- SELECTED EXCERPT:

......

I like the idea of the kids sitting on the couch initially. When visitors come, they naturally pet my smaller dogs, but with my shepherd, I prefer people to ignore her initially.


----------



## WateryTart (Sep 25, 2013)

cloudpump said:


> I disagree with this. How boring could that be for a child? Kids over dog any day.


I'm not the OP and don't have kids or grandkids, but I don't really care if a kid is bored. If they're bored, they don't have to come over. Our house is small and not set up for children; it's set up for ourselves and our dog. I ask that kids 1) stay out of the dog's crate, it isn't your playhouse; and 2) don't run in the yard with sticks because the guest dog has been trained that sticks are for chasing, plus that's dangerous anyway. Those are very simple rules and not at all restrictive in my opinion. The rules still leave room for throwing a ball or stick for the dogs, or for playing with the child's own toys (and we'll keep the dogs away from them). Even when my dog was a rambunctious puppy, she'd have been just fine around kids (with supervision, of course) if those rules were followed. The kid who won't be invited back was asked/told multiple times not to do those things; the other visiting children had no trouble following those two rules and were not bored.

......

- GIVEN MATERIAL:
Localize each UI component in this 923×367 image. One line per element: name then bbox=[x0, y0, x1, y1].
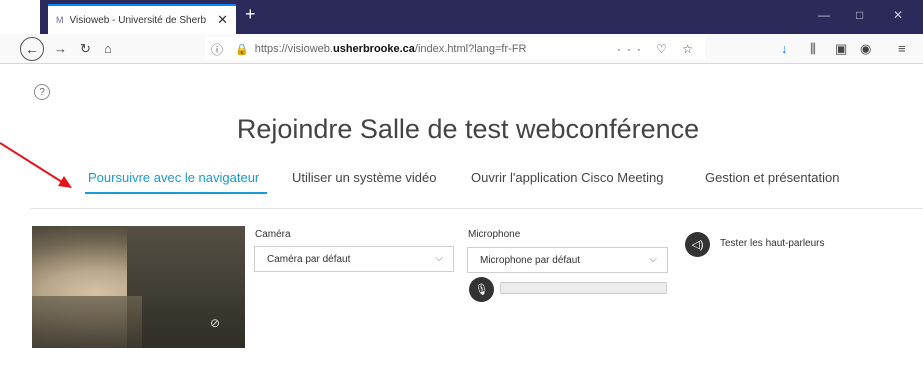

......

- THE TASKS:
1. In the forum excerpt, what is the first rule WateryTart asks visiting kids to follow?
2. In the forum excerpt, rewrite the passage from "I like the idea" up to and including "dog any day.", using "husky" in place of "shepherd".
3. Turn the paragraph of the forum excerpt that begins "I'm not the OP" into a short bulleted list that keeps its main facts.

- EXERCISE SOLUTIONS:
1. Stay out of the dog's crate.

2.
I like the idea of the kids sitting on the couch initially. When visitors come, they naturally pet my smaller dogs, but with my husky, I prefer people to ignore her initially.


----------



## WateryTart (Sep 25, 2013)

cloudpump said:


> I disagree with this. How boring could that be for a child? Kids over dog any day.

3.
- The writer has no kids or grandkids and doesn't mind if a visiting child is bored; bored kids don't have to come over.
- The house is small and set up for the owners and their dog, not for children.
- Rule 1: kids stay out of the dog's crate, which isn't a playhouse.
- Rule 2: kids don't run in the yard with sticks, because the guest dog has been trained that sticks are for chasing, and it's dangerous anyway.
- The rules still allow throwing a ball or stick for the dogs or playing with the child's own toys, with the dogs kept away from those toys.
- Even as a rambunctious puppy, the writer's dog would have been fine around supervised kids if the rules were followed.
- One child who was told multiple times not to break the rules won't be invited back; the other visiting children followed them without trouble and weren't bored.